►
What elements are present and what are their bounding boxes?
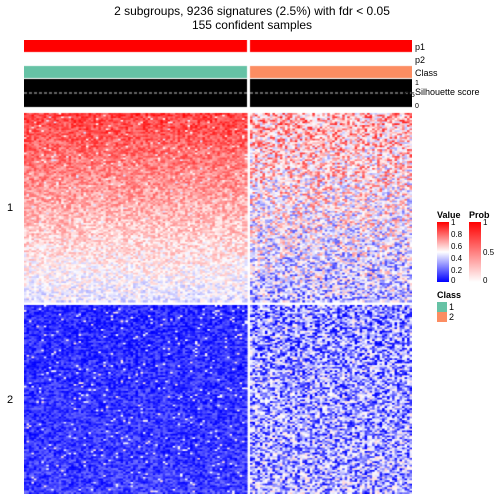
ann-label-sil: Silhouette score <box>415 88 480 96</box>
legend-prob-tick: 0.5 <box>483 249 494 257</box>
row-labels: 1 2 <box>0 40 22 494</box>
legend-prob-tick: 0 <box>483 277 487 285</box>
legend-class-item: 1 <box>437 302 502 312</box>
page-subtitle: 155 confident samples <box>0 18 504 36</box>
legend-class-item: 2 <box>437 312 502 322</box>
legend-prob-bar <box>469 222 481 282</box>
legend-value-ticks: 1 0.8 0.6 0.4 0.2 0 <box>449 222 467 282</box>
row-label-1: 1 <box>0 202 20 214</box>
heatmap-canvas <box>24 40 412 494</box>
legend-value-tick: 0 <box>451 277 455 285</box>
legend-prob: Prob 1 0.5 0 <box>469 210 499 282</box>
page-title: 2 subgroups, 9236 signatures (2.5%) with… <box>0 0 504 18</box>
ann-label-p1: p1 <box>415 43 425 52</box>
ann-tick-1: 1 <box>415 80 419 87</box>
legend-value-tick: 0.8 <box>451 231 462 239</box>
legend-class-title: Class <box>437 290 502 300</box>
ann-label-class: Class <box>415 69 438 78</box>
legend-value-bar <box>437 222 449 282</box>
legend-prob-tick: 1 <box>483 219 487 227</box>
legend-area: Value 1 0.8 0.6 0.4 0.2 0 Prob <box>437 210 502 330</box>
legend-value-tick: 1 <box>451 219 455 227</box>
legend-value-prob: Value 1 0.8 0.6 0.4 0.2 0 Prob <box>437 210 502 282</box>
legend-prob-ticks: 1 0.5 0 <box>481 222 499 282</box>
legend-value-tick: 0.2 <box>451 267 462 275</box>
ann-tick-05: 0.5 <box>405 92 415 99</box>
plot-area <box>24 40 434 494</box>
legend-value-tick: 0.4 <box>451 255 462 263</box>
legend-value-tick: 0.6 <box>451 243 462 251</box>
row-label-2: 2 <box>0 394 20 406</box>
ann-tick-0: 0 <box>415 103 419 110</box>
ann-label-p2: p2 <box>415 56 425 65</box>
legend-class: Class 12 <box>437 290 502 322</box>
legend-value: Value 1 0.8 0.6 0.4 0.2 0 <box>437 210 467 282</box>
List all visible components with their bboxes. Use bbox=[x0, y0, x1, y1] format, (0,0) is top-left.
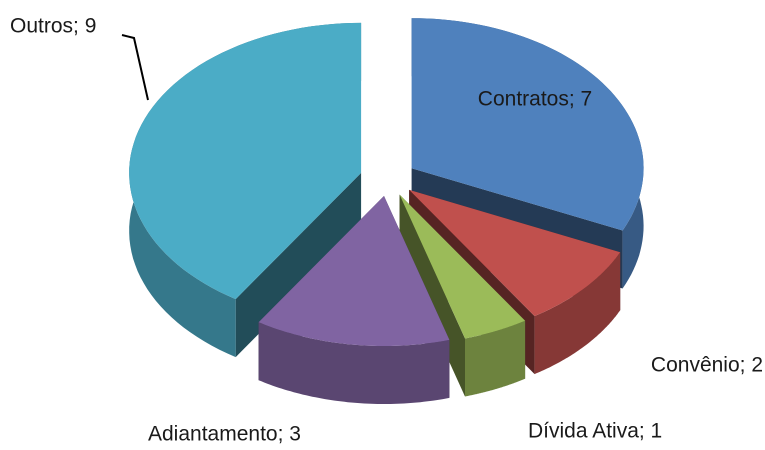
pie-slice bbox=[409, 189, 621, 317]
data-label: Convênio; 2 bbox=[651, 354, 763, 377]
data-label: Dívida Ativa; 1 bbox=[528, 420, 662, 443]
pie-slice bbox=[129, 22, 362, 300]
data-label: Outros; 9 bbox=[10, 15, 96, 38]
pie-slice bbox=[399, 194, 526, 339]
data-label: Adiantamento; 3 bbox=[148, 423, 301, 446]
pie-slice bbox=[258, 196, 450, 346]
pie-slice bbox=[411, 18, 644, 231]
slice-rim bbox=[465, 320, 526, 397]
leader-line bbox=[121, 34, 149, 101]
slice-side bbox=[235, 172, 362, 358]
slice-rim bbox=[258, 322, 450, 404]
slice-rim bbox=[534, 252, 621, 375]
data-label: Contratos; 7 bbox=[478, 88, 592, 111]
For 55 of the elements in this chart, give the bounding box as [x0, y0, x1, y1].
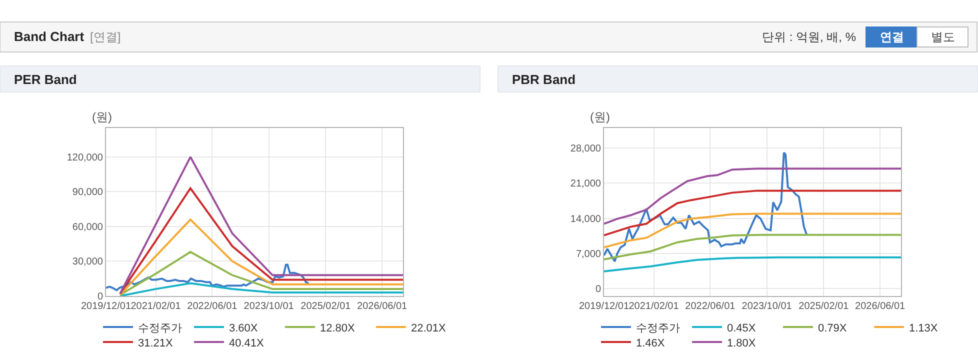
- line-series: [119, 250, 403, 296]
- x-tick-label: 2025/02/01: [300, 301, 352, 312]
- legend-label: 수정주가: [636, 322, 680, 334]
- legend-label: 1.13X: [909, 322, 938, 334]
- y-tick-label: 0: [97, 292, 104, 302]
- x-tick-label: 2022/06/01: [685, 301, 736, 312]
- x-tick-label: 2023/10/01: [742, 301, 792, 312]
- y-tick-label: 30,000: [72, 256, 104, 268]
- legend-label: 1.80X: [727, 337, 756, 350]
- legend-label: 1.46X: [636, 337, 666, 350]
- legend-label: 12.80X: [320, 322, 356, 334]
- line-series: [119, 156, 403, 295]
- legend-label: 40.41X: [229, 337, 265, 350]
- chart-title: PBR Band: [512, 72, 576, 87]
- text: 단위 : 억원, 배, %: [762, 30, 856, 44]
- y-tick-label: 60,000: [72, 222, 104, 233]
- line-series: [604, 256, 901, 272]
- y-tick-label: 120,000: [66, 152, 104, 164]
- x-tick-label: 2023/10/01: [244, 301, 294, 312]
- y-tick-label: 28,000: [570, 144, 602, 155]
- y-tick-label: 21,000: [570, 178, 602, 190]
- line-series: [119, 187, 403, 295]
- legend-label: 3.60X: [229, 322, 258, 334]
- line-series: [604, 234, 901, 260]
- x-tick-label: 2022/06/01: [187, 301, 238, 312]
- y-axis-title: (원): [92, 110, 112, 124]
- x-tick-label: 2021/02/01: [628, 301, 680, 312]
- text: [연결]: [90, 30, 121, 44]
- x-tick-label: 2019/12/01: [80, 301, 132, 312]
- text: 연결: [880, 30, 904, 44]
- text: 별도: [931, 30, 955, 44]
- line-series: [119, 218, 403, 296]
- x-tick-label: 2019/12/01: [578, 301, 630, 312]
- legend-label: 31.21X: [138, 337, 174, 350]
- x-tick-label: 2026/06/01: [357, 301, 408, 312]
- y-tick-label: 90,000: [72, 187, 104, 198]
- y-axis-title: (원): [590, 110, 610, 124]
- line-series: [604, 152, 808, 262]
- x-tick-label: 2021/02/01: [130, 301, 182, 312]
- line-series: [604, 168, 901, 225]
- x-tick-label: 2025/02/01: [798, 301, 850, 312]
- text: Band Chart: [14, 29, 85, 44]
- legend-label: 22.01X: [411, 322, 447, 334]
- y-tick-label: 14,000: [570, 214, 602, 225]
- legend-label: 0.79X: [818, 322, 848, 334]
- y-tick-label: 7,000: [576, 248, 602, 260]
- legend-label: 0.45X: [727, 322, 756, 334]
- y-tick-label: 0: [595, 284, 602, 295]
- line-series: [106, 264, 310, 292]
- chart-title: PER Band: [14, 72, 77, 87]
- line-series: [604, 212, 901, 248]
- line-series: [119, 282, 403, 296]
- legend-label: 수정주가: [138, 322, 182, 334]
- x-tick-label: 2026/06/01: [855, 301, 906, 312]
- line-series: [604, 190, 901, 236]
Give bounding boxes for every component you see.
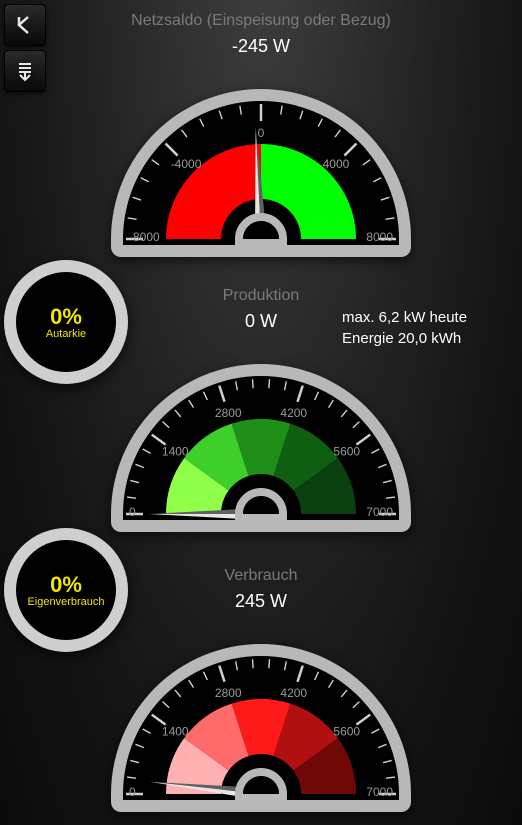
◄
● **What to do**
Copy all of the data above word for word, leaving out the pictures.

● **Response to this exercise**
What elements are present and what are their bounding boxes?
ann-label-sil: Silhouette score <box>415 88 480 96</box>
legend-prob-tick: 0.5 <box>483 249 494 257</box>
row-labels: 1 2 <box>0 40 22 494</box>
legend-prob-tick: 0 <box>483 277 487 285</box>
legend-class-item: 1 <box>437 302 502 312</box>
page-subtitle: 155 confident samples <box>0 18 504 36</box>
legend-class-item: 2 <box>437 312 502 322</box>
legend-prob-bar <box>469 222 481 282</box>
legend-value-ticks: 1 0.8 0.6 0.4 0.2 0 <box>449 222 467 282</box>
row-label-1: 1 <box>0 202 20 214</box>
heatmap-canvas <box>24 40 412 494</box>
legend-value-tick: 0 <box>451 277 455 285</box>
legend-prob: Prob 1 0.5 0 <box>469 210 499 282</box>
page-title: 2 subgroups, 9236 signatures (2.5%) with… <box>0 0 504 18</box>
ann-label-p1: p1 <box>415 43 425 52</box>
ann-tick-1: 1 <box>415 80 419 87</box>
legend-value-tick: 0.8 <box>451 231 462 239</box>
legend-class-title: Class <box>437 290 502 300</box>
ann-label-class: Class <box>415 69 438 78</box>
legend-value-bar <box>437 222 449 282</box>
legend-prob-tick: 1 <box>483 219 487 227</box>
legend-area: Value 1 0.8 0.6 0.4 0.2 0 Prob <box>437 210 502 330</box>
legend-value-tick: 1 <box>451 219 455 227</box>
legend-value-prob: Value 1 0.8 0.6 0.4 0.2 0 Prob <box>437 210 502 282</box>
legend-prob-ticks: 1 0.5 0 <box>481 222 499 282</box>
legend-value-tick: 0.2 <box>451 267 462 275</box>
ann-tick-05: 0.5 <box>405 92 415 99</box>
plot-area <box>24 40 434 494</box>
legend-value-tick: 0.4 <box>451 255 462 263</box>
legend-value-tick: 0.6 <box>451 243 462 251</box>
row-label-2: 2 <box>0 394 20 406</box>
ann-tick-0: 0 <box>415 103 419 110</box>
ann-label-p2: p2 <box>415 56 425 65</box>
legend-class: Class 12 <box>437 290 502 322</box>
legend-value: Value 1 0.8 0.6 0.4 0.2 0 <box>437 210 467 282</box>
List all visible components with their bboxes. Use bbox=[x0, y0, x1, y1] format, (0,0) is top-left.
pie-slice bbox=[409, 189, 621, 317]
data-label: Convênio; 2 bbox=[651, 354, 763, 377]
data-label: Dívida Ativa; 1 bbox=[528, 420, 662, 443]
pie-slice bbox=[129, 22, 362, 300]
data-label: Outros; 9 bbox=[10, 15, 96, 38]
pie-slice bbox=[399, 194, 526, 339]
data-label: Adiantamento; 3 bbox=[148, 423, 301, 446]
pie-slice bbox=[258, 196, 450, 346]
pie-slice bbox=[411, 18, 644, 231]
slice-rim bbox=[465, 320, 526, 397]
leader-line bbox=[121, 34, 149, 101]
slice-side bbox=[235, 172, 362, 358]
slice-rim bbox=[258, 322, 450, 404]
slice-rim bbox=[534, 252, 621, 375]
data-label: Contratos; 7 bbox=[478, 88, 592, 111]
For 55 of the elements in this chart, give the bounding box as [x0, y0, x1, y1].
- line-series: [119, 250, 403, 296]
- x-tick-label: 2025/02/01: [300, 301, 352, 312]
- legend-label: 수정주가: [636, 322, 680, 334]
- legend-label: 1.13X: [909, 322, 938, 334]
- y-tick-label: 0: [97, 292, 104, 302]
- x-tick-label: 2022/06/01: [685, 301, 736, 312]
- x-tick-label: 2023/10/01: [742, 301, 792, 312]
- y-tick-label: 30,000: [72, 256, 104, 268]
- legend-label: 1.80X: [727, 337, 756, 350]
- legend-label: 1.46X: [636, 337, 666, 350]
- legend-label: 12.80X: [320, 322, 356, 334]
- line-series: [119, 156, 403, 295]
- legend-label: 40.41X: [229, 337, 265, 350]
- chart-title: PBR Band: [512, 72, 576, 87]
- text: 단위 : 억원, 배, %: [762, 30, 856, 44]
- y-tick-label: 60,000: [72, 222, 104, 233]
- line-series: [604, 256, 901, 272]
- y-tick-label: 120,000: [66, 152, 104, 164]
- x-tick-label: 2023/10/01: [244, 301, 294, 312]
- y-tick-label: 28,000: [570, 144, 602, 155]
- y-tick-label: 21,000: [570, 178, 602, 190]
- line-series: [119, 187, 403, 295]
- legend-label: 3.60X: [229, 322, 258, 334]
- line-series: [604, 234, 901, 260]
- x-tick-label: 2022/06/01: [187, 301, 238, 312]
- y-axis-title: (원): [92, 110, 112, 124]
- x-tick-label: 2021/02/01: [628, 301, 680, 312]
- text: [연결]: [90, 30, 121, 44]
- x-tick-label: 2019/12/01: [80, 301, 132, 312]
- text: 연결: [880, 30, 904, 44]
- text: 별도: [931, 30, 955, 44]
- line-series: [119, 218, 403, 296]
- x-tick-label: 2019/12/01: [578, 301, 630, 312]
- legend-label: 31.21X: [138, 337, 174, 350]
- x-tick-label: 2026/06/01: [357, 301, 408, 312]
- y-tick-label: 90,000: [72, 187, 104, 198]
- y-axis-title: (원): [590, 110, 610, 124]
- line-series: [604, 152, 808, 262]
- x-tick-label: 2021/02/01: [130, 301, 182, 312]
- line-series: [604, 168, 901, 225]
- x-tick-label: 2025/02/01: [798, 301, 850, 312]
- text: Band Chart: [14, 29, 85, 44]
- legend-label: 22.01X: [411, 322, 447, 334]
- y-tick-label: 14,000: [570, 214, 602, 225]
- legend-label: 0.79X: [818, 322, 848, 334]
- y-tick-label: 7,000: [576, 248, 602, 260]
- legend-label: 0.45X: [727, 322, 756, 334]
- y-tick-label: 0: [595, 284, 602, 295]
- line-series: [106, 264, 310, 292]
- chart-title: PER Band: [14, 72, 77, 87]
- line-series: [604, 212, 901, 248]
- line-series: [119, 282, 403, 296]
- legend-label: 수정주가: [138, 322, 182, 334]
- x-tick-label: 2026/06/01: [855, 301, 906, 312]
- line-series: [604, 190, 901, 236]
Give bounding boxes for every component you see.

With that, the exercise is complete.